**SET TASK:** Images appear in the records below; leave them out and repeat everything else exactly.

**Data entries:**
- - - - -

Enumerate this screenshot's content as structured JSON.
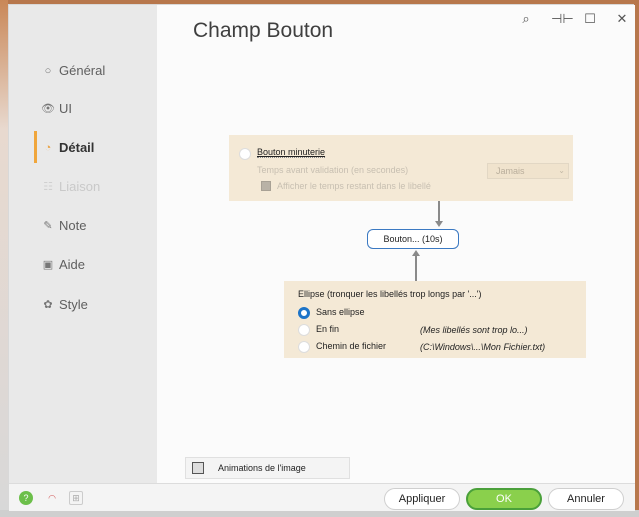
{
  "window": {
    "title": "Champ Bouton",
    "controls": [
      "⌕",
      "⊣⊢",
      "☐",
      "✕"
    ]
  },
  "sidebar": {
    "items": [
      {
        "label": "Général",
        "icon": "circle-icon"
      },
      {
        "label": "UI",
        "icon": "eye-icon"
      },
      {
        "label": "Détail",
        "icon": "detail-icon"
      },
      {
        "label": "Liaison",
        "icon": "link-icon"
      },
      {
        "label": "Note",
        "icon": "pencil-icon"
      },
      {
        "label": "Aide",
        "icon": "help-icon"
      },
      {
        "label": "Style",
        "icon": "palette-icon"
      }
    ]
  },
  "timer": {
    "title": "Bouton minuterie",
    "delay_label": "Temps avant validation (en secondes)",
    "delay_value": "Jamais",
    "show_time_label": "Afficher le temps restant dans le libellé"
  },
  "preview": {
    "label": "Bouton... (10s)"
  },
  "ellipse": {
    "title": "Ellipse (tronquer les libellés trop longs par '...')",
    "options": [
      {
        "label": "Sans ellipse",
        "example": "",
        "selected": true
      },
      {
        "label": "En fin",
        "example": "(Mes libellés sont trop lo...)",
        "selected": false
      },
      {
        "label": "Chemin de fichier",
        "example": "(C:\\Windows\\...\\Mon Fichier.txt)",
        "selected": false
      }
    ]
  },
  "animations": {
    "label": "Animations de l'image"
  },
  "footer": {
    "apply": "Appliquer",
    "ok": "OK",
    "cancel": "Annuler"
  },
  "colors": {
    "accent": "#f0a63c",
    "panel": "#f4e9d6",
    "radio_selected": "#1d74c8",
    "ok_green": "#8ad04c"
  }
}
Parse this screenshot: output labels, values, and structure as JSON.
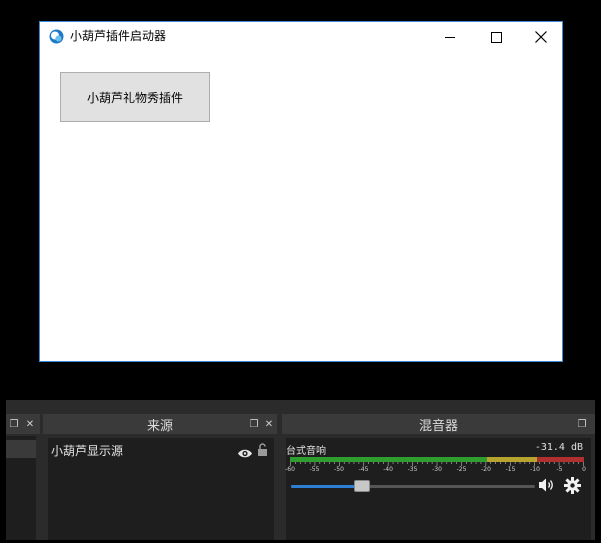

- - - - -

**ANSWER TO THE PROBLEM:**
Enumerate this screenshot's content as structured JSON.
{
  "window": {
    "title": "Champ Bouton",
    "controls": [
      "⌕",
      "⊣⊢",
      "☐",
      "✕"
    ]
  },
  "sidebar": {
    "items": [
      {
        "label": "Général",
        "icon": "circle-icon"
      },
      {
        "label": "UI",
        "icon": "eye-icon"
      },
      {
        "label": "Détail",
        "icon": "detail-icon"
      },
      {
        "label": "Liaison",
        "icon": "link-icon"
      },
      {
        "label": "Note",
        "icon": "pencil-icon"
      },
      {
        "label": "Aide",
        "icon": "help-icon"
      },
      {
        "label": "Style",
        "icon": "palette-icon"
      }
    ]
  },
  "timer": {
    "title": "Bouton minuterie",
    "delay_label": "Temps avant validation (en secondes)",
    "delay_value": "Jamais",
    "show_time_label": "Afficher le temps restant dans le libellé"
  },
  "preview": {
    "label": "Bouton... (10s)"
  },
  "ellipse": {
    "title": "Ellipse (tronquer les libellés trop longs par '...')",
    "options": [
      {
        "label": "Sans ellipse",
        "example": "",
        "selected": true
      },
      {
        "label": "En fin",
        "example": "(Mes libellés sont trop lo...)",
        "selected": false
      },
      {
        "label": "Chemin de fichier",
        "example": "(C:\\Windows\\...\\Mon Fichier.txt)",
        "selected": false
      }
    ]
  },
  "animations": {
    "label": "Animations de l'image"
  },
  "footer": {
    "apply": "Appliquer",
    "ok": "OK",
    "cancel": "Annuler"
  },
  "colors": {
    "accent": "#f0a63c",
    "panel": "#f4e9d6",
    "radio_selected": "#1d74c8",
    "ok_green": "#8ad04c"
  }
}
Parse this screenshot: output labels, values, and structure as JSON.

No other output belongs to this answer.